**Objective:** Retype the records that come next, word for word.

======== Task input

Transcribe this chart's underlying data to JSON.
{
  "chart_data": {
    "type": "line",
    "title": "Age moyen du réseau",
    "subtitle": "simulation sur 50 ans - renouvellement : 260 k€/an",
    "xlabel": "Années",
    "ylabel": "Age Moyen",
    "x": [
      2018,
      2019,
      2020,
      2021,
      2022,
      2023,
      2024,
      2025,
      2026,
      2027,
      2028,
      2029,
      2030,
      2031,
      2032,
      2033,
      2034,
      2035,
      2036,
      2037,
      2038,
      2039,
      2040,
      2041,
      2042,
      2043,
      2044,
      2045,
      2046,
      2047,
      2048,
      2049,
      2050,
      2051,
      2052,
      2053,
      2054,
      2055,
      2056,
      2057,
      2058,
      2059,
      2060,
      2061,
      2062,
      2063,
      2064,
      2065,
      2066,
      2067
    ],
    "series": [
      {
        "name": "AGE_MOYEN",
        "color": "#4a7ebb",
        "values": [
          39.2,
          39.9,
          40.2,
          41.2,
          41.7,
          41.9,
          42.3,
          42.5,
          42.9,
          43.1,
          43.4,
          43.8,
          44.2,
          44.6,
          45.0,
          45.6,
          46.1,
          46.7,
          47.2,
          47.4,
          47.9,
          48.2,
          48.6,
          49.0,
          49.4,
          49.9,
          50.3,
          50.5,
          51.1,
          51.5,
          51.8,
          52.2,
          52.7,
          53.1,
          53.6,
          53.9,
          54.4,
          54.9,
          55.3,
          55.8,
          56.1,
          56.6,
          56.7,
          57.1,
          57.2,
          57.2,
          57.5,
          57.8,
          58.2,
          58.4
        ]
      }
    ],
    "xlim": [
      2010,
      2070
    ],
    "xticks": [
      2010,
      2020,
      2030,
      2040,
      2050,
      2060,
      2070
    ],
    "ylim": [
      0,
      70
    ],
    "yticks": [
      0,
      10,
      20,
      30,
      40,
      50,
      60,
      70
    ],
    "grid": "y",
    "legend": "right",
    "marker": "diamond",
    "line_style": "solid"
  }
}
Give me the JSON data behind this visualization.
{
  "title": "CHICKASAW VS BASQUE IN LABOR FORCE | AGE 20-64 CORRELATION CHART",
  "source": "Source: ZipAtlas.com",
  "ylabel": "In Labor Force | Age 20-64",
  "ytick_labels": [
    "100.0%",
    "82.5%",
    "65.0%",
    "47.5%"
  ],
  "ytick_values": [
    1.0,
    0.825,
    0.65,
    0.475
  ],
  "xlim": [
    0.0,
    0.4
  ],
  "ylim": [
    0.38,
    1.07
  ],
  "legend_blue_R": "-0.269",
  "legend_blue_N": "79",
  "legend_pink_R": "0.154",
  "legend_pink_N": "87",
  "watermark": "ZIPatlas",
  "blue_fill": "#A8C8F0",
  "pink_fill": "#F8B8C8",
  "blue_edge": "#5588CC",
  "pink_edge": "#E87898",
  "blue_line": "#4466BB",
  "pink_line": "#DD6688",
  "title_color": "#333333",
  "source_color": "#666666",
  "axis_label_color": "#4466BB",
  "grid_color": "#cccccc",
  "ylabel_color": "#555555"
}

================

**Written solution:**
Transcribe this chart's underlying data to JSON.
{
  "chart_data": {
    "type": "line",
    "title": "Age moyen du réseau",
    "subtitle": "simulation sur 50 ans - renouvellement : 260 k€/an",
    "xlabel": "Années",
    "ylabel": "Age Moyen",
    "x": [
      2018,
      2019,
      2020,
      2021,
      2022,
      2023,
      2024,
      2025,
      2026,
      2027,
      2028,
      2029,
      2030,
      2031,
      2032,
      2033,
      2034,
      2035,
      2036,
      2037,
      2038,
      2039,
      2040,
      2041,
      2042,
      2043,
      2044,
      2045,
      2046,
      2047,
      2048,
      2049,
      2050,
      2051,
      2052,
      2053,
      2054,
      2055,
      2056,
      2057,
      2058,
      2059,
      2060,
      2061,
      2062,
      2063,
      2064,
      2065,
      2066,
      2067
    ],
    "series": [
      {
        "name": "AGE_MOYEN",
        "color": "#4a7ebb",
        "values": [
          39.2,
          39.9,
          40.2,
          41.2,
          41.7,
          41.9,
          42.3,
          42.5,
          42.9,
          43.1,
          43.4,
          43.8,
          44.2,
          44.6,
          45.0,
          45.6,
          46.1,
          46.7,
          47.2,
          47.4,
          47.9,
          48.2,
          48.6,
          49.0,
          49.4,
          49.9,
          50.3,
          50.5,
          51.1,
          51.5,
          51.8,
          52.2,
          52.7,
          53.1,
          53.6,
          53.9,
          54.4,
          54.9,
          55.3,
          55.8,
          56.1,
          56.6,
          56.7,
          57.1,
          57.2,
          57.2,
          57.5,
          57.8,
          58.2,
          58.4
        ]
      }
    ],
    "xlim": [
      2010,
      2070
    ],
    "xticks": [
      2010,
      2020,
      2030,
      2040,
      2050,
      2060,
      2070
    ],
    "ylim": [
      0,
      70
    ],
    "yticks": [
      0,
      10,
      20,
      30,
      40,
      50,
      60,
      70
    ],
    "grid": "y",
    "legend": "right",
    "marker": "diamond",
    "line_style": "solid"
  }
}
Give me the JSON data behind this visualization.
{
  "title": "CHICKASAW VS BASQUE IN LABOR FORCE | AGE 20-64 CORRELATION CHART",
  "source": "Source: ZipAtlas.com",
  "ylabel": "In Labor Force | Age 20-64",
  "ytick_labels": [
    "100.0%",
    "82.5%",
    "65.0%",
    "47.5%"
  ],
  "ytick_values": [
    1.0,
    0.825,
    0.65,
    0.475
  ],
  "xlim": [
    0.0,
    0.4
  ],
  "ylim": [
    0.38,
    1.07
  ],
  "legend_blue_R": "-0.269",
  "legend_blue_N": "79",
  "legend_pink_R": "0.154",
  "legend_pink_N": "87",
  "watermark": "ZIPatlas",
  "blue_fill": "#A8C8F0",
  "pink_fill": "#F8B8C8",
  "blue_edge": "#5588CC",
  "pink_edge": "#E87898",
  "blue_line": "#4466BB",
  "pink_line": "#DD6688",
  "title_color": "#333333",
  "source_color": "#666666",
  "axis_label_color": "#4466BB",
  "grid_color": "#cccccc",
  "ylabel_color": "#555555"
}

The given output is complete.